[Stored entries]
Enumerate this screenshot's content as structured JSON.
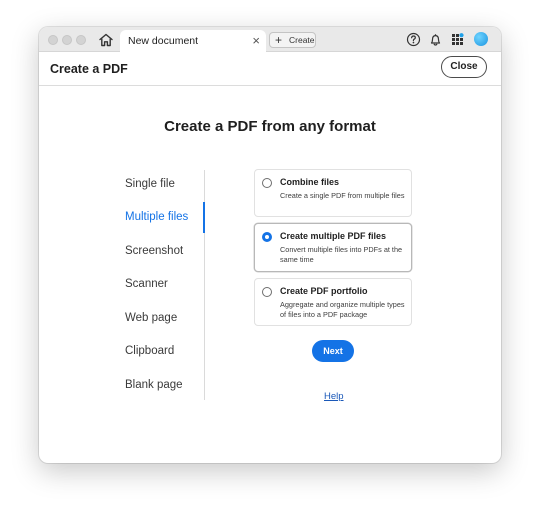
{
  "titlebar": {
    "tab_label": "New document",
    "tab_close": "×",
    "create_label": "Create",
    "create_plus": "+"
  },
  "header": {
    "title": "Create a PDF",
    "close_label": "Close"
  },
  "main": {
    "title": "Create a PDF from any format"
  },
  "nav": {
    "items": [
      {
        "label": "Single file"
      },
      {
        "label": "Multiple files",
        "active": true
      },
      {
        "label": "Screenshot"
      },
      {
        "label": "Scanner"
      },
      {
        "label": "Web page"
      },
      {
        "label": "Clipboard"
      },
      {
        "label": "Blank page"
      }
    ]
  },
  "options": [
    {
      "title": "Combine files",
      "description": "Create a single PDF from multiple files",
      "selected": false
    },
    {
      "title": "Create multiple PDF files",
      "description": "Convert multiple files into PDFs at the same time",
      "selected": true
    },
    {
      "title": "Create PDF portfolio",
      "description": "Aggregate and organize multiple types of files into a PDF package",
      "selected": false
    }
  ],
  "actions": {
    "next_label": "Next",
    "help_label": "Help"
  },
  "icons": {
    "home": "home-icon",
    "help": "help-circle-icon",
    "bell": "bell-icon",
    "apps": "apps-grid-icon",
    "avatar": "avatar"
  },
  "colors": {
    "accent": "#1473e6",
    "link": "#1a58b8"
  }
}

> **To do**
Leave images out of the retyped records; keep all else exact.

> **Expected answer**
Enumerate this screenshot's content as structured JSON.
{
  "titlebar": {
    "tab_label": "New document",
    "tab_close": "×",
    "create_label": "Create",
    "create_plus": "+"
  },
  "header": {
    "title": "Create a PDF",
    "close_label": "Close"
  },
  "main": {
    "title": "Create a PDF from any format"
  },
  "nav": {
    "items": [
      {
        "label": "Single file"
      },
      {
        "label": "Multiple files",
        "active": true
      },
      {
        "label": "Screenshot"
      },
      {
        "label": "Scanner"
      },
      {
        "label": "Web page"
      },
      {
        "label": "Clipboard"
      },
      {
        "label": "Blank page"
      }
    ]
  },
  "options": [
    {
      "title": "Combine files",
      "description": "Create a single PDF from multiple files",
      "selected": false
    },
    {
      "title": "Create multiple PDF files",
      "description": "Convert multiple files into PDFs at the same time",
      "selected": true
    },
    {
      "title": "Create PDF portfolio",
      "description": "Aggregate and organize multiple types of files into a PDF package",
      "selected": false
    }
  ],
  "actions": {
    "next_label": "Next",
    "help_label": "Help"
  },
  "icons": {
    "home": "home-icon",
    "help": "help-circle-icon",
    "bell": "bell-icon",
    "apps": "apps-grid-icon",
    "avatar": "avatar"
  },
  "colors": {
    "accent": "#1473e6",
    "link": "#1a58b8"
  }
}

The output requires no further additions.